Aim of the task >>
Within the material below, find each line bearing the word "plus" and present it.

Part of a data file
-------
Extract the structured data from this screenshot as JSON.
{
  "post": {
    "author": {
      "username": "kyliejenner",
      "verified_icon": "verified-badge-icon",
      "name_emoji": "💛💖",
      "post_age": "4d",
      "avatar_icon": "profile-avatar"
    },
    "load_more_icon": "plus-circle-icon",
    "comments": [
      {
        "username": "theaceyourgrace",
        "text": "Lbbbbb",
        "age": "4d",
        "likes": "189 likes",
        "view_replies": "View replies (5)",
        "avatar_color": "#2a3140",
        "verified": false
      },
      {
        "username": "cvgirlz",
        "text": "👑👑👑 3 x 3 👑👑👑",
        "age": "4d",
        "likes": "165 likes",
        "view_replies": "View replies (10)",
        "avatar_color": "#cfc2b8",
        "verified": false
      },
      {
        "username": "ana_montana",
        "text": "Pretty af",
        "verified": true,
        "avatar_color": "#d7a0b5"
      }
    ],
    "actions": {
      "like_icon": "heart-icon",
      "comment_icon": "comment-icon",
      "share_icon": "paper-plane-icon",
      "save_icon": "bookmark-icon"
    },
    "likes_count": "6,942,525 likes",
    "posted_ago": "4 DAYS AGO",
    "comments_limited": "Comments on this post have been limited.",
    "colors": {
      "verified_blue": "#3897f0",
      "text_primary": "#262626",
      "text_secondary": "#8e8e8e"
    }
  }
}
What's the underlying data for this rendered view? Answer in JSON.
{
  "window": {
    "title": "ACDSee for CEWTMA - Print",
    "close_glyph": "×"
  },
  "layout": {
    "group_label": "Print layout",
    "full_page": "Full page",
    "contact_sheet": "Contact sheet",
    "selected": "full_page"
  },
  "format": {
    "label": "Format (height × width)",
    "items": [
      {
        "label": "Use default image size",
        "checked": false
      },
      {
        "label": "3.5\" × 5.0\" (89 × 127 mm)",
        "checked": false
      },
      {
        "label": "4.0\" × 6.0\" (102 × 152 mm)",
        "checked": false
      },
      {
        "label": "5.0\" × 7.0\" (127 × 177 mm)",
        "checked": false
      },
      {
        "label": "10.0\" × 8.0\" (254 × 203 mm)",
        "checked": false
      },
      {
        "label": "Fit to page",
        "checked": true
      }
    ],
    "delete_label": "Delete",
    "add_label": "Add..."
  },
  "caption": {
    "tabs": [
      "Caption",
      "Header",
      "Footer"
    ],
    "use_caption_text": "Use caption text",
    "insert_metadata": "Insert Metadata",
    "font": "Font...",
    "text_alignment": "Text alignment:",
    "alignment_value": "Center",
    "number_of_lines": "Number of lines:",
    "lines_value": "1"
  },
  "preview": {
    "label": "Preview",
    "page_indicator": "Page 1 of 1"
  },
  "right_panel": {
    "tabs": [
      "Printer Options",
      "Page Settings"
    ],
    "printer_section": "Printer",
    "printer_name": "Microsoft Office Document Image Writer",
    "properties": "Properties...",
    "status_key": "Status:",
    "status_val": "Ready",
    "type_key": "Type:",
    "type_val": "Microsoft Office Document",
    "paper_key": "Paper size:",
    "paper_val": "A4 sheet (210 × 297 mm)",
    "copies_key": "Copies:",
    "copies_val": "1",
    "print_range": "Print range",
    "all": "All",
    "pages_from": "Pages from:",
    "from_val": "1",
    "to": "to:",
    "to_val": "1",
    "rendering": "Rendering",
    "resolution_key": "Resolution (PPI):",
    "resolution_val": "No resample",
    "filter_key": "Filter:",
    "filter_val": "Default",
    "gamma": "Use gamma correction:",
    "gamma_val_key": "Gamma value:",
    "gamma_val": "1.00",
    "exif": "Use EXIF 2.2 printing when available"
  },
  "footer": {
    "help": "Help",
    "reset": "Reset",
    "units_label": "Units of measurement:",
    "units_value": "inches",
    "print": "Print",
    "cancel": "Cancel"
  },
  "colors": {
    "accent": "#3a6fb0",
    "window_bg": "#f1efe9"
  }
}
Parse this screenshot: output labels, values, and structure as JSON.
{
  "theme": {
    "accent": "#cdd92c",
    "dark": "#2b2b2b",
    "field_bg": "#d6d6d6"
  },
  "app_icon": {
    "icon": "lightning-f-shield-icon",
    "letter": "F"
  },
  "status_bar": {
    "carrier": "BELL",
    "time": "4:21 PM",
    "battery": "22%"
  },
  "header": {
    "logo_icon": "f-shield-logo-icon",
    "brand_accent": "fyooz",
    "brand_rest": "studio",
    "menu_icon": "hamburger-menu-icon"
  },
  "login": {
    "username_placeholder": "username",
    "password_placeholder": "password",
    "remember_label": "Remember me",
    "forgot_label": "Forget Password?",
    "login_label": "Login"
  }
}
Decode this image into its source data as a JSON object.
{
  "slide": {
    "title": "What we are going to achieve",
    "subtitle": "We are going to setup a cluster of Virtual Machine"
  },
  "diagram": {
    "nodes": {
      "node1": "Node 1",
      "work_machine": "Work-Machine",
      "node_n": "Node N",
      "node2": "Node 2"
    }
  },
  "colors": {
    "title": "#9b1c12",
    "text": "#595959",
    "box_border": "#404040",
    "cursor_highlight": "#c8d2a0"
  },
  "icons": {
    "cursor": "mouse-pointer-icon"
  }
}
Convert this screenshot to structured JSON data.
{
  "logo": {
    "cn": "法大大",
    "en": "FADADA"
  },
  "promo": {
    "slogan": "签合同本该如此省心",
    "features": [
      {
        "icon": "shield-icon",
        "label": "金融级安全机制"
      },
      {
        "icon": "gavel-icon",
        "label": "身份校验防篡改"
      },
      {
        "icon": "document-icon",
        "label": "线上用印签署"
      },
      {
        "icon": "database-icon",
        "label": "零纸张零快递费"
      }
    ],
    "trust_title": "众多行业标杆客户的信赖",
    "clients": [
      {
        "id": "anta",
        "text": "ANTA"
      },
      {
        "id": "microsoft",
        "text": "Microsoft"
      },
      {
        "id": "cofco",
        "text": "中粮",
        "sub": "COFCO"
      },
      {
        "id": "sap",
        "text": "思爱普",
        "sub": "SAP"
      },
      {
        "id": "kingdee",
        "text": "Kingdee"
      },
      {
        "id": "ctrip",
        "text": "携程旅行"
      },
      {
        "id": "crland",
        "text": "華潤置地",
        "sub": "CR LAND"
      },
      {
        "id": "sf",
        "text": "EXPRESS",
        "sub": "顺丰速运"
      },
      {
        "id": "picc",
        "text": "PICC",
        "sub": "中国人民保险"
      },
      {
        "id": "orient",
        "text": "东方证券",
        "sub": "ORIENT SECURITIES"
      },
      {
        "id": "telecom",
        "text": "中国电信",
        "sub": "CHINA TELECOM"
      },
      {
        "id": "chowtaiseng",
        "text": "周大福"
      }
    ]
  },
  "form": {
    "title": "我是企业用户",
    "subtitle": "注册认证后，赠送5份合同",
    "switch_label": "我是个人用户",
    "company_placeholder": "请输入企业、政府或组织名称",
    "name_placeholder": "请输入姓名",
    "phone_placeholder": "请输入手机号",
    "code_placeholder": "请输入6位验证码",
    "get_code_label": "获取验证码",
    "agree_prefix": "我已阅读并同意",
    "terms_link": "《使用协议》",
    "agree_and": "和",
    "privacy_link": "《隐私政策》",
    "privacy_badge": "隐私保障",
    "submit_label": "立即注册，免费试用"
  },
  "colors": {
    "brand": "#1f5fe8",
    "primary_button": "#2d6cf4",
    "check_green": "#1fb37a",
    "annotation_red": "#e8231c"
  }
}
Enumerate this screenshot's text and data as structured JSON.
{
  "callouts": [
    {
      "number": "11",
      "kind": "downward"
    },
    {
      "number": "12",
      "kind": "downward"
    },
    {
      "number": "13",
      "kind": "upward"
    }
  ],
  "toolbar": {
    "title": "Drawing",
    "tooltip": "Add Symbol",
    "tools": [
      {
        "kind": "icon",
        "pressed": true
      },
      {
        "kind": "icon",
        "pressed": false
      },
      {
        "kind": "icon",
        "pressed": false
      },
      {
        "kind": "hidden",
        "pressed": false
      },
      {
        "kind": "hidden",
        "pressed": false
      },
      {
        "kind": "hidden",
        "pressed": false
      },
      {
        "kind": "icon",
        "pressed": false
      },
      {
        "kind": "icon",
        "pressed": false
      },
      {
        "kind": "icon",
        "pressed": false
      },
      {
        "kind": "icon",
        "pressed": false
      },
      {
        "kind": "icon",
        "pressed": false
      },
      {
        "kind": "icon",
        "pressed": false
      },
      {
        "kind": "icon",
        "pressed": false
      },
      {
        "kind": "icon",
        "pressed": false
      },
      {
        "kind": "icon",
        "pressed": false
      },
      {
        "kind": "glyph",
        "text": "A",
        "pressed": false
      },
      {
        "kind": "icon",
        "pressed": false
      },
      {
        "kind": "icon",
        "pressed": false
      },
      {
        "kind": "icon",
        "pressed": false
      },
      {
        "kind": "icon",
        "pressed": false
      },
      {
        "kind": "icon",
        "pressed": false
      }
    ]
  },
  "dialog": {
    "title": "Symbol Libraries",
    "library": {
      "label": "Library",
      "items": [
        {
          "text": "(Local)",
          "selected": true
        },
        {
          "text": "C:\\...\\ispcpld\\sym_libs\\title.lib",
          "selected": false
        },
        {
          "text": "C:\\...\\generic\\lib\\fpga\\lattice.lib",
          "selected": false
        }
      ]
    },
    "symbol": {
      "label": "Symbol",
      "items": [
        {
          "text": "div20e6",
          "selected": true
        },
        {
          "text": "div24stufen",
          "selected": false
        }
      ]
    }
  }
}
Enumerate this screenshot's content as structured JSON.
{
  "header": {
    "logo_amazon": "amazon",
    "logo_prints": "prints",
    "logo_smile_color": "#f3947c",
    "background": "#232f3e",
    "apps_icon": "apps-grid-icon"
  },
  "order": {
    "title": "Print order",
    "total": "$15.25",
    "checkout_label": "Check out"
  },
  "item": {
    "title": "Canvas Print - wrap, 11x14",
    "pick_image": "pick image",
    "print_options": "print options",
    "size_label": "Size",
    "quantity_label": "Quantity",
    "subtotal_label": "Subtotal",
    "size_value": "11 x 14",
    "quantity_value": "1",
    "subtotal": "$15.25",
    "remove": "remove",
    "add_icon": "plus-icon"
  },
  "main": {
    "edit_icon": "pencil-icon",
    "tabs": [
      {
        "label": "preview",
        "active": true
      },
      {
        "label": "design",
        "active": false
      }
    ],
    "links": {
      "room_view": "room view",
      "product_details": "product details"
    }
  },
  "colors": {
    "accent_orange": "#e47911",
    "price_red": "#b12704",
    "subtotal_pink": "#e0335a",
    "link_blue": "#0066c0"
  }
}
-------
Problem solution >>
    "load_more_icon": "plus-circle-icon",
    "add_icon": "plus-icon"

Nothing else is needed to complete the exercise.